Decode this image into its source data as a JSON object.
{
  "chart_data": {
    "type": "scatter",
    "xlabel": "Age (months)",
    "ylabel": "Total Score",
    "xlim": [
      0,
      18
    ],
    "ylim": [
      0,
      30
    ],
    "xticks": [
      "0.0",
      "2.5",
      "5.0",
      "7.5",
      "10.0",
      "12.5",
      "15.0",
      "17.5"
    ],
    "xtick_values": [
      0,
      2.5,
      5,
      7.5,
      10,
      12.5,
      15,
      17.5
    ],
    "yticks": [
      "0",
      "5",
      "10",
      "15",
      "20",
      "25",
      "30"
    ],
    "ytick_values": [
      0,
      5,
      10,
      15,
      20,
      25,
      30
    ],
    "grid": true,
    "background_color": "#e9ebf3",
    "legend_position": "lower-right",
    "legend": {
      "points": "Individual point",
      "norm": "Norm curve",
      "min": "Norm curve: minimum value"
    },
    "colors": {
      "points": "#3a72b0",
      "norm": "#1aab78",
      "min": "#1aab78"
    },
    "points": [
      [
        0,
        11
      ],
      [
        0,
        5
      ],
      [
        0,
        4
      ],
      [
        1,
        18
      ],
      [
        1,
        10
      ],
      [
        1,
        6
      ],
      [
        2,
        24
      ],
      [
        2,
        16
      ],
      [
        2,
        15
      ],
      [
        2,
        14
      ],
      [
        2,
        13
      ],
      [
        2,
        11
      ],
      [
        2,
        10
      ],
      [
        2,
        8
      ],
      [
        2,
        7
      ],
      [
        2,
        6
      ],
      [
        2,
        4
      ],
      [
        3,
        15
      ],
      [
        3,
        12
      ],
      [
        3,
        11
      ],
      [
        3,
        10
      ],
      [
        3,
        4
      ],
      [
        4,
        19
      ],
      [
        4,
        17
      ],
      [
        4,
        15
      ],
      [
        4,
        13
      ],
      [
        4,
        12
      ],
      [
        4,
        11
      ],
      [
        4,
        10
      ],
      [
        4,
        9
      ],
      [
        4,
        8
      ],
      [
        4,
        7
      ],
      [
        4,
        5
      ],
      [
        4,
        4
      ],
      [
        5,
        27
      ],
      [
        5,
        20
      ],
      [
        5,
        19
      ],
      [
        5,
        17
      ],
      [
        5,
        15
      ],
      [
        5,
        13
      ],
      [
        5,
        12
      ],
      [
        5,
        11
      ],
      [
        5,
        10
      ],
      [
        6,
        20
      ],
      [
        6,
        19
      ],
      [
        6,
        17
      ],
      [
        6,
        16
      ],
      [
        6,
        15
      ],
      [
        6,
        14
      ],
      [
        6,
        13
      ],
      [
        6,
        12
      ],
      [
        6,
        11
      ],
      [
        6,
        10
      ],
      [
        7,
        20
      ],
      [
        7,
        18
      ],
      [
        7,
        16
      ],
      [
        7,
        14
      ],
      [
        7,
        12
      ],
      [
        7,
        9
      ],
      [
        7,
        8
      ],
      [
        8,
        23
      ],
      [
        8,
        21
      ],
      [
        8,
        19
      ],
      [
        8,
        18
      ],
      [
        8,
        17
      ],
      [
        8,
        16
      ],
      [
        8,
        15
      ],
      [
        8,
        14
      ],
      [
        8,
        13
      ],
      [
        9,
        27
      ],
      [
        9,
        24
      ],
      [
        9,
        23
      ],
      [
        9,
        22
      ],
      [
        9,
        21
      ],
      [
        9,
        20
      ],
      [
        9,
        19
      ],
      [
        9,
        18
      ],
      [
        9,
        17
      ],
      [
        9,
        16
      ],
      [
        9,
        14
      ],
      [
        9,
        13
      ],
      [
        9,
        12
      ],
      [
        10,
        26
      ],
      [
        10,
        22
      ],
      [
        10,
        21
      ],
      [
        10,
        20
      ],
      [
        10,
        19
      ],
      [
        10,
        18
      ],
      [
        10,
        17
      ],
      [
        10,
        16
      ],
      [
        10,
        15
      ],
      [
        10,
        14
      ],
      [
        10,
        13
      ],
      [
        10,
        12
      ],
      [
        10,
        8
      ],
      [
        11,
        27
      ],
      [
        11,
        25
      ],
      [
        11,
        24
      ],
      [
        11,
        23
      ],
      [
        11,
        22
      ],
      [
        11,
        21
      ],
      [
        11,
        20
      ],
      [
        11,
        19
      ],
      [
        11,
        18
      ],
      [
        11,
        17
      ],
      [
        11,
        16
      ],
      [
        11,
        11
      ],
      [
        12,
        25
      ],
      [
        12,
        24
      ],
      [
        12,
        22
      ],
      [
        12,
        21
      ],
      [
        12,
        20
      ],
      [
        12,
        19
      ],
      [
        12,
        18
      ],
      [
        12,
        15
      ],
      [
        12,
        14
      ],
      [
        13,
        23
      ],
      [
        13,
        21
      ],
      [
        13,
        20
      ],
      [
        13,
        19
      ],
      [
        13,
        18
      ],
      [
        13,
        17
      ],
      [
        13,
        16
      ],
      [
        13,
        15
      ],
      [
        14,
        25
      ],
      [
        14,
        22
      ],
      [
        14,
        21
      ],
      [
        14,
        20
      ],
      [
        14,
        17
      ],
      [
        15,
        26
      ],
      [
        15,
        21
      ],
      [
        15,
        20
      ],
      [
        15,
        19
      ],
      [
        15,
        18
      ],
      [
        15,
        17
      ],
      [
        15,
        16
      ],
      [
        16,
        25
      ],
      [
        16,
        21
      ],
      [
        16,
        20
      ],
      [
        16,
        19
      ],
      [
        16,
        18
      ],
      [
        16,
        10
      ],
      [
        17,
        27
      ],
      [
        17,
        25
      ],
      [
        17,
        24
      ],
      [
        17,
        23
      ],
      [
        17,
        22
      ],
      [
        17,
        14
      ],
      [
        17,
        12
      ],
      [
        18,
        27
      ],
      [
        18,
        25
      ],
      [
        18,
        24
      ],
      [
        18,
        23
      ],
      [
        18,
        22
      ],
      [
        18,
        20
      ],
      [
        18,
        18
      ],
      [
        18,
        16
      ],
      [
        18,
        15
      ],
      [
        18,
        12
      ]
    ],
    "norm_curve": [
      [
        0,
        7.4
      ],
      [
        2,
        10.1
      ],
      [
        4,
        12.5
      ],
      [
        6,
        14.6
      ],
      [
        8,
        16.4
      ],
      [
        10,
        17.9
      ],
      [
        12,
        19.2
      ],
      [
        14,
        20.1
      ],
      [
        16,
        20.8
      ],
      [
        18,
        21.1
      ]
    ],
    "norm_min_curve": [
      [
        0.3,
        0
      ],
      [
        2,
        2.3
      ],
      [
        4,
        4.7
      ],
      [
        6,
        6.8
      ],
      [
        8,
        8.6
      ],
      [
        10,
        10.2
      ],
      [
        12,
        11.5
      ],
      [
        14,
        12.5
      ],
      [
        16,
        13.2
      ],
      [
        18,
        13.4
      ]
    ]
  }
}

Objective -> Repeat the data above exactly.

Result below ->
Decode this image into its source data as a JSON object.
{
  "chart_data": {
    "type": "scatter",
    "xlabel": "Age (months)",
    "ylabel": "Total Score",
    "xlim": [
      0,
      18
    ],
    "ylim": [
      0,
      30
    ],
    "xticks": [
      "0.0",
      "2.5",
      "5.0",
      "7.5",
      "10.0",
      "12.5",
      "15.0",
      "17.5"
    ],
    "xtick_values": [
      0,
      2.5,
      5,
      7.5,
      10,
      12.5,
      15,
      17.5
    ],
    "yticks": [
      "0",
      "5",
      "10",
      "15",
      "20",
      "25",
      "30"
    ],
    "ytick_values": [
      0,
      5,
      10,
      15,
      20,
      25,
      30
    ],
    "grid": true,
    "background_color": "#e9ebf3",
    "legend_position": "lower-right",
    "legend": {
      "points": "Individual point",
      "norm": "Norm curve",
      "min": "Norm curve: minimum value"
    },
    "colors": {
      "points": "#3a72b0",
      "norm": "#1aab78",
      "min": "#1aab78"
    },
    "points": [
      [
        0,
        11
      ],
      [
        0,
        5
      ],
      [
        0,
        4
      ],
      [
        1,
        18
      ],
      [
        1,
        10
      ],
      [
        1,
        6
      ],
      [
        2,
        24
      ],
      [
        2,
        16
      ],
      [
        2,
        15
      ],
      [
        2,
        14
      ],
      [
        2,
        13
      ],
      [
        2,
        11
      ],
      [
        2,
        10
      ],
      [
        2,
        8
      ],
      [
        2,
        7
      ],
      [
        2,
        6
      ],
      [
        2,
        4
      ],
      [
        3,
        15
      ],
      [
        3,
        12
      ],
      [
        3,
        11
      ],
      [
        3,
        10
      ],
      [
        3,
        4
      ],
      [
        4,
        19
      ],
      [
        4,
        17
      ],
      [
        4,
        15
      ],
      [
        4,
        13
      ],
      [
        4,
        12
      ],
      [
        4,
        11
      ],
      [
        4,
        10
      ],
      [
        4,
        9
      ],
      [
        4,
        8
      ],
      [
        4,
        7
      ],
      [
        4,
        5
      ],
      [
        4,
        4
      ],
      [
        5,
        27
      ],
      [
        5,
        20
      ],
      [
        5,
        19
      ],
      [
        5,
        17
      ],
      [
        5,
        15
      ],
      [
        5,
        13
      ],
      [
        5,
        12
      ],
      [
        5,
        11
      ],
      [
        5,
        10
      ],
      [
        6,
        20
      ],
      [
        6,
        19
      ],
      [
        6,
        17
      ],
      [
        6,
        16
      ],
      [
        6,
        15
      ],
      [
        6,
        14
      ],
      [
        6,
        13
      ],
      [
        6,
        12
      ],
      [
        6,
        11
      ],
      [
        6,
        10
      ],
      [
        7,
        20
      ],
      [
        7,
        18
      ],
      [
        7,
        16
      ],
      [
        7,
        14
      ],
      [
        7,
        12
      ],
      [
        7,
        9
      ],
      [
        7,
        8
      ],
      [
        8,
        23
      ],
      [
        8,
        21
      ],
      [
        8,
        19
      ],
      [
        8,
        18
      ],
      [
        8,
        17
      ],
      [
        8,
        16
      ],
      [
        8,
        15
      ],
      [
        8,
        14
      ],
      [
        8,
        13
      ],
      [
        9,
        27
      ],
      [
        9,
        24
      ],
      [
        9,
        23
      ],
      [
        9,
        22
      ],
      [
        9,
        21
      ],
      [
        9,
        20
      ],
      [
        9,
        19
      ],
      [
        9,
        18
      ],
      [
        9,
        17
      ],
      [
        9,
        16
      ],
      [
        9,
        14
      ],
      [
        9,
        13
      ],
      [
        9,
        12
      ],
      [
        10,
        26
      ],
      [
        10,
        22
      ],
      [
        10,
        21
      ],
      [
        10,
        20
      ],
      [
        10,
        19
      ],
      [
        10,
        18
      ],
      [
        10,
        17
      ],
      [
        10,
        16
      ],
      [
        10,
        15
      ],
      [
        10,
        14
      ],
      [
        10,
        13
      ],
      [
        10,
        12
      ],
      [
        10,
        8
      ],
      [
        11,
        27
      ],
      [
        11,
        25
      ],
      [
        11,
        24
      ],
      [
        11,
        23
      ],
      [
        11,
        22
      ],
      [
        11,
        21
      ],
      [
        11,
        20
      ],
      [
        11,
        19
      ],
      [
        11,
        18
      ],
      [
        11,
        17
      ],
      [
        11,
        16
      ],
      [
        11,
        11
      ],
      [
        12,
        25
      ],
      [
        12,
        24
      ],
      [
        12,
        22
      ],
      [
        12,
        21
      ],
      [
        12,
        20
      ],
      [
        12,
        19
      ],
      [
        12,
        18
      ],
      [
        12,
        15
      ],
      [
        12,
        14
      ],
      [
        13,
        23
      ],
      [
        13,
        21
      ],
      [
        13,
        20
      ],
      [
        13,
        19
      ],
      [
        13,
        18
      ],
      [
        13,
        17
      ],
      [
        13,
        16
      ],
      [
        13,
        15
      ],
      [
        14,
        25
      ],
      [
        14,
        22
      ],
      [
        14,
        21
      ],
      [
        14,
        20
      ],
      [
        14,
        17
      ],
      [
        15,
        26
      ],
      [
        15,
        21
      ],
      [
        15,
        20
      ],
      [
        15,
        19
      ],
      [
        15,
        18
      ],
      [
        15,
        17
      ],
      [
        15,
        16
      ],
      [
        16,
        25
      ],
      [
        16,
        21
      ],
      [
        16,
        20
      ],
      [
        16,
        19
      ],
      [
        16,
        18
      ],
      [
        16,
        10
      ],
      [
        17,
        27
      ],
      [
        17,
        25
      ],
      [
        17,
        24
      ],
      [
        17,
        23
      ],
      [
        17,
        22
      ],
      [
        17,
        14
      ],
      [
        17,
        12
      ],
      [
        18,
        27
      ],
      [
        18,
        25
      ],
      [
        18,
        24
      ],
      [
        18,
        23
      ],
      [
        18,
        22
      ],
      [
        18,
        20
      ],
      [
        18,
        18
      ],
      [
        18,
        16
      ],
      [
        18,
        15
      ],
      [
        18,
        12
      ]
    ],
    "norm_curve": [
      [
        0,
        7.4
      ],
      [
        2,
        10.1
      ],
      [
        4,
        12.5
      ],
      [
        6,
        14.6
      ],
      [
        8,
        16.4
      ],
      [
        10,
        17.9
      ],
      [
        12,
        19.2
      ],
      [
        14,
        20.1
      ],
      [
        16,
        20.8
      ],
      [
        18,
        21.1
      ]
    ],
    "norm_min_curve": [
      [
        0.3,
        0
      ],
      [
        2,
        2.3
      ],
      [
        4,
        4.7
      ],
      [
        6,
        6.8
      ],
      [
        8,
        8.6
      ],
      [
        10,
        10.2
      ],
      [
        12,
        11.5
      ],
      [
        14,
        12.5
      ],
      [
        16,
        13.2
      ],
      [
        18,
        13.4
      ]
    ]
  }
}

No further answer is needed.